Task objective:
Produce an exact copy of the lines from the line containing "What's the underlying" through the last line of the entries below, and only those lines.

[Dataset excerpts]
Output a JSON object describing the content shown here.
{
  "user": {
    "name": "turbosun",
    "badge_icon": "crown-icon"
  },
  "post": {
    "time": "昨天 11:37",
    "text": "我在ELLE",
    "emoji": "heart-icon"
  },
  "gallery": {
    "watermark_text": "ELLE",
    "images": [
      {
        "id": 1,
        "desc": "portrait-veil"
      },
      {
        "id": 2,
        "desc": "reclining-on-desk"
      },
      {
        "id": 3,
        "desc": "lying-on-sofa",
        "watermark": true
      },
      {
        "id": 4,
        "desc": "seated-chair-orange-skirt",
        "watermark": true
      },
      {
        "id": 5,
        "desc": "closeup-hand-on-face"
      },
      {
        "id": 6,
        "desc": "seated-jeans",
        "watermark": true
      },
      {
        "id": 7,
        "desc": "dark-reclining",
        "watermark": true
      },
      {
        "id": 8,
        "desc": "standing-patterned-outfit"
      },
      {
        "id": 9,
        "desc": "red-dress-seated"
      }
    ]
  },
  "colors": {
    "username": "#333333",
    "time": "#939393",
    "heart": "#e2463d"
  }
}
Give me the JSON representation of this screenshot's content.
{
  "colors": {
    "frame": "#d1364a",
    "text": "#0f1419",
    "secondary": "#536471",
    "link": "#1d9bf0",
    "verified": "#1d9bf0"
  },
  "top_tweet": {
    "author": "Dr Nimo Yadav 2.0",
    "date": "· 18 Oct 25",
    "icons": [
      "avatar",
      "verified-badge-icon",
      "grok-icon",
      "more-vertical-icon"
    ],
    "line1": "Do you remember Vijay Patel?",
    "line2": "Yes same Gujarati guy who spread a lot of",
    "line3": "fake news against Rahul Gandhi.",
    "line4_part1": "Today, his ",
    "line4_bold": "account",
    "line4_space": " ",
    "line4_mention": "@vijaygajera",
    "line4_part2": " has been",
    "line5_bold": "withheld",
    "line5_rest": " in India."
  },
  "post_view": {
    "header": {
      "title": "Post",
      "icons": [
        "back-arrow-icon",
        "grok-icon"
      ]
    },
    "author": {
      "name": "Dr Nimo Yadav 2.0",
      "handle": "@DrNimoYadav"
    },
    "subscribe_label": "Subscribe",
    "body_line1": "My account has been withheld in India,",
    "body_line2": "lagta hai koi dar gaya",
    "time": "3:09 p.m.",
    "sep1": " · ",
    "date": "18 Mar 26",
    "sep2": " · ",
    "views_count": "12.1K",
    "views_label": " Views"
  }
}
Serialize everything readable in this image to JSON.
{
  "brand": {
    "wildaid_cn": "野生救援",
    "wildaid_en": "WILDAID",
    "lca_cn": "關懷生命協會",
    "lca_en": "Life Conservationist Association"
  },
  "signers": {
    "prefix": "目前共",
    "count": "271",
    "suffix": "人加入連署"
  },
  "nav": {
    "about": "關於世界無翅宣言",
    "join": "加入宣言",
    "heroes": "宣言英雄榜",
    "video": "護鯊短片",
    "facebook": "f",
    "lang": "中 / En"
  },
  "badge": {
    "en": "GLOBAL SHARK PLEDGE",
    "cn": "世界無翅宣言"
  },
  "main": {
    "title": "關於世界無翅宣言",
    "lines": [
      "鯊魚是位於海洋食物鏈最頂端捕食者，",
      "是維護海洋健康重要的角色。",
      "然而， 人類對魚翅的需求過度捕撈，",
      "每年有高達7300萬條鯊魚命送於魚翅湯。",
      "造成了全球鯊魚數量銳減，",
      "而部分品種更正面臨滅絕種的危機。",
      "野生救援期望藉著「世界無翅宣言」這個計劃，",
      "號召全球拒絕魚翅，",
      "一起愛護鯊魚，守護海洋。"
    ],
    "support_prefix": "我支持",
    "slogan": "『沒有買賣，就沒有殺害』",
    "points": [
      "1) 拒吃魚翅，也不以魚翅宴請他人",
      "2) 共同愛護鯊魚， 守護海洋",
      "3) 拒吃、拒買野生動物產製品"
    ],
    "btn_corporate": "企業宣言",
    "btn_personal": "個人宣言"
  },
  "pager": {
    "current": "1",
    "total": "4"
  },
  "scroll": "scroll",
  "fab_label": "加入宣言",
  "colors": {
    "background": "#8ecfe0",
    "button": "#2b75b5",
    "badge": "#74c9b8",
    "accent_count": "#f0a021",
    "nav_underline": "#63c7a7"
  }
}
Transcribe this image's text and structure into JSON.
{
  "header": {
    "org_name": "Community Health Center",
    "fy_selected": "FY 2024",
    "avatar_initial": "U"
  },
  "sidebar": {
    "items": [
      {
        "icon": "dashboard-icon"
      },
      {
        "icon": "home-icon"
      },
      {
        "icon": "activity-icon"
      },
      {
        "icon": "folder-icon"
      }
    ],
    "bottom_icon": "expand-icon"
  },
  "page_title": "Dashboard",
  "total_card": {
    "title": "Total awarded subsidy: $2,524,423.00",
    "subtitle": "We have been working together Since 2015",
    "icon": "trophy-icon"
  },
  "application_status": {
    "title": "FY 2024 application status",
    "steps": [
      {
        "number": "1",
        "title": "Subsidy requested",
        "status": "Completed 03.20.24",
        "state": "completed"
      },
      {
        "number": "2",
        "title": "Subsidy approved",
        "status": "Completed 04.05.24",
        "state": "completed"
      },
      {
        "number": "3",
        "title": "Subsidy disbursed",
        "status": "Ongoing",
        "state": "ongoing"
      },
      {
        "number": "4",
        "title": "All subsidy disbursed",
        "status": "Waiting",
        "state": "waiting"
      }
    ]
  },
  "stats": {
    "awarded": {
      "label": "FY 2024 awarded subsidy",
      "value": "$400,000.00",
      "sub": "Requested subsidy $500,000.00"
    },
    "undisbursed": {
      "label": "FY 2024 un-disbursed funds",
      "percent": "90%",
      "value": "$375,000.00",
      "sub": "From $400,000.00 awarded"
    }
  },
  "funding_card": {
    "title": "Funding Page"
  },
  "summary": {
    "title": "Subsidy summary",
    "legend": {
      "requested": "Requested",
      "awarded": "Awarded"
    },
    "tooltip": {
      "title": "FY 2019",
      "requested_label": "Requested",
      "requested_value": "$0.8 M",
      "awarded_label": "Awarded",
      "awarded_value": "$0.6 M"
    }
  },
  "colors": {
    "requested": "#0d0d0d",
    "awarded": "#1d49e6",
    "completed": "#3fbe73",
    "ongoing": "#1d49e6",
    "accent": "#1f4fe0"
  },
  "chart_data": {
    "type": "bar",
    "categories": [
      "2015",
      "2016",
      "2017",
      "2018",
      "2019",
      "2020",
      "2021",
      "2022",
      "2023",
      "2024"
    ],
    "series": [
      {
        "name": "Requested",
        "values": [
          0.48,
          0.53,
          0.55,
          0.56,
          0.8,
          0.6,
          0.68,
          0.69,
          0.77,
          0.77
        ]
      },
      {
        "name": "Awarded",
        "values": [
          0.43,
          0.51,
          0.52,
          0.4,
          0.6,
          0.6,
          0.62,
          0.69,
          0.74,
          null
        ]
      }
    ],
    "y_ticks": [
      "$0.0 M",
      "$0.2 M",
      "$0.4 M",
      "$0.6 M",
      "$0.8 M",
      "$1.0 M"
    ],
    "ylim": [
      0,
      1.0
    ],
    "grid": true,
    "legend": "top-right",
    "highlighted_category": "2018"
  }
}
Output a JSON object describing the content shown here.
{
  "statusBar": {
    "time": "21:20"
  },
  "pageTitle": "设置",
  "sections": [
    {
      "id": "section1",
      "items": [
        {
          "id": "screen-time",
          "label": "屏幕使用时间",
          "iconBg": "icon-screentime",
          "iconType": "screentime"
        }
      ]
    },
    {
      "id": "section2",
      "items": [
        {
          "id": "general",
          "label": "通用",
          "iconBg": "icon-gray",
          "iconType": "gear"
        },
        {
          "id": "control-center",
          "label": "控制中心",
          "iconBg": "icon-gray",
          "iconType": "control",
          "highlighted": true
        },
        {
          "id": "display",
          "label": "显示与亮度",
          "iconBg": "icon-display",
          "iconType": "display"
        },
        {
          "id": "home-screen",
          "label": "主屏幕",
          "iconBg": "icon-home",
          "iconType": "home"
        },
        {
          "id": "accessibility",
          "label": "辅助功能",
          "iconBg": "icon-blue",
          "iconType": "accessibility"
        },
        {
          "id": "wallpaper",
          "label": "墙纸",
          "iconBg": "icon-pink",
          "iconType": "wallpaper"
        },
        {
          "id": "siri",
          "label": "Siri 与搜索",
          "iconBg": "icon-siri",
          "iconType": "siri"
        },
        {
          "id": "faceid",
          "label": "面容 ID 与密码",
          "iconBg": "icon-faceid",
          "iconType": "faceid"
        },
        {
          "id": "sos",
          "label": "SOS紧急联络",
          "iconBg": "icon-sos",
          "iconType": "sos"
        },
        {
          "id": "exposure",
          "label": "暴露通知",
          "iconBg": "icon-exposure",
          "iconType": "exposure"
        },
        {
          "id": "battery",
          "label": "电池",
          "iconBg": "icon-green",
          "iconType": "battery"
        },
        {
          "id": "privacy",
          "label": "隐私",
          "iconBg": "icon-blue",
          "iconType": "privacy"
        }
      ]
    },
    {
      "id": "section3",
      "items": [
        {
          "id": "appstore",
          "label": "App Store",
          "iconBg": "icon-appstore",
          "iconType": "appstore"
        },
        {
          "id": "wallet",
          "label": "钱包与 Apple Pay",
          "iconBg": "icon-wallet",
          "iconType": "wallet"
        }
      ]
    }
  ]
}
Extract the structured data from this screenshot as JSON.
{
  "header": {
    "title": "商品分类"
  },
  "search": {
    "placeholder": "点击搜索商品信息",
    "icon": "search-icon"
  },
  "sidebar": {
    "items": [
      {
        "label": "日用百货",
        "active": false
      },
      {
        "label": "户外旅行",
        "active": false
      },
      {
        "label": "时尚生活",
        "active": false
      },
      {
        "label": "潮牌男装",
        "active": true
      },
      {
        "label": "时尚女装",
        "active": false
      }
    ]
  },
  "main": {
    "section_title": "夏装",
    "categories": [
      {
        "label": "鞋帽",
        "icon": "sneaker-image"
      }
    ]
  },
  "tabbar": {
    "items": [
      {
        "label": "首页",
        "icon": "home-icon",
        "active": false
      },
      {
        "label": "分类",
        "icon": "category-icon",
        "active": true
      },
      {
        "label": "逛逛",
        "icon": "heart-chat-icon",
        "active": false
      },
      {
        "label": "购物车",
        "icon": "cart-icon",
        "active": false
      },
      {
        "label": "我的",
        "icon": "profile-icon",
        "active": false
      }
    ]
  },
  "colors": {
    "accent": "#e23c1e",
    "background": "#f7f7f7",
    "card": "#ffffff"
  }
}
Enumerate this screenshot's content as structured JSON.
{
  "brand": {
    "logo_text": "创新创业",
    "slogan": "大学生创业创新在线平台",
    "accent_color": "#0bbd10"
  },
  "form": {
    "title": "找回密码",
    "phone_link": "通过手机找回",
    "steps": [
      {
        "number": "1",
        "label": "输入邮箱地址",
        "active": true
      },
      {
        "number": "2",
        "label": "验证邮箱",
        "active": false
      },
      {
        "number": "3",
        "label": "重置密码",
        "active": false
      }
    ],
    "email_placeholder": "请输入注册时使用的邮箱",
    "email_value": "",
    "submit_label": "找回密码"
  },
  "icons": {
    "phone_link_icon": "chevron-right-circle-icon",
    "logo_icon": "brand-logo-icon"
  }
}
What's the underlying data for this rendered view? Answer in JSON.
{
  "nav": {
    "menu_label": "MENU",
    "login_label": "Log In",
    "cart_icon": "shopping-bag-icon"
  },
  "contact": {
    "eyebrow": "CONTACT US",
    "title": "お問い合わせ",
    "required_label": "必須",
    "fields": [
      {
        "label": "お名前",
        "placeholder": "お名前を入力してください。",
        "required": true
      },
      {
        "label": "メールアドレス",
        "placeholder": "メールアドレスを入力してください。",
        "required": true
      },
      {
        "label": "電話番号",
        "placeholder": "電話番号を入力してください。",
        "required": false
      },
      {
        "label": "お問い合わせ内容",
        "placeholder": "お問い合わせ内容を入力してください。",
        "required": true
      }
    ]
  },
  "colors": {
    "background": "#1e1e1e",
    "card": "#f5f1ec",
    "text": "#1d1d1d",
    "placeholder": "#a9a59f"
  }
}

Right answer:
What's the underlying data for this rendered view? Answer in JSON.
{
  "nav": {
    "menu_label": "MENU",
    "login_label": "Log In",
    "cart_icon": "shopping-bag-icon"
  },
  "contact": {
    "eyebrow": "CONTACT US",
    "title": "お問い合わせ",
    "required_label": "必須",
    "fields": [
      {
        "label": "お名前",
        "placeholder": "お名前を入力してください。",
        "required": true
      },
      {
        "label": "メールアドレス",
        "placeholder": "メールアドレスを入力してください。",
        "required": true
      },
      {
        "label": "電話番号",
        "placeholder": "電話番号を入力してください。",
        "required": false
      },
      {
        "label": "お問い合わせ内容",
        "placeholder": "お問い合わせ内容を入力してください。",
        "required": true
      }
    ]
  },
  "colors": {
    "background": "#1e1e1e",
    "card": "#f5f1ec",
    "text": "#1d1d1d",
    "placeholder": "#a9a59f"
  }
}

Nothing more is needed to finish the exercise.